* What you are asked to do *
Examine the material below. Gather every line in which the string "Goodwill" appears.

* Records to process *
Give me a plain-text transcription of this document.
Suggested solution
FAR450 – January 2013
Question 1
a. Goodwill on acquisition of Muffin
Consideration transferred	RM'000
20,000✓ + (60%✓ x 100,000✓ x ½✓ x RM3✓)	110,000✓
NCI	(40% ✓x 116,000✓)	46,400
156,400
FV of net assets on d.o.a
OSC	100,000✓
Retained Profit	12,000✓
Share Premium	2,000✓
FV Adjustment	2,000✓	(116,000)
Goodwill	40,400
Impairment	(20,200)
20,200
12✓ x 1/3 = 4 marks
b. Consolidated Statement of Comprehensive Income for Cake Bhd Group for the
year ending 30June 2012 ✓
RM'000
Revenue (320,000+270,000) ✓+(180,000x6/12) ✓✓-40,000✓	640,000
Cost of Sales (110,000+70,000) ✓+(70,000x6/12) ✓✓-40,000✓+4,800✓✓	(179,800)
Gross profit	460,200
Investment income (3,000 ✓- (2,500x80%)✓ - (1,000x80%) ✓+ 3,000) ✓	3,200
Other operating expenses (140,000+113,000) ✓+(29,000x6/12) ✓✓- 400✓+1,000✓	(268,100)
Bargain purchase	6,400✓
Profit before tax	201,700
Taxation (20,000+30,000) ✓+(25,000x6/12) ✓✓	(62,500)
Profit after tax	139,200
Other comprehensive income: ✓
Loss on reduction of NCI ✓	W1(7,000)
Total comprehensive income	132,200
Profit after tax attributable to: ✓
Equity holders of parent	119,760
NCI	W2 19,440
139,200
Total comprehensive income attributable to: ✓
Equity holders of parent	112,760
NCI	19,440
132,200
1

* Answer for this exercise *
a. Goodwill on acquisition of Muffin
Goodwill	40,400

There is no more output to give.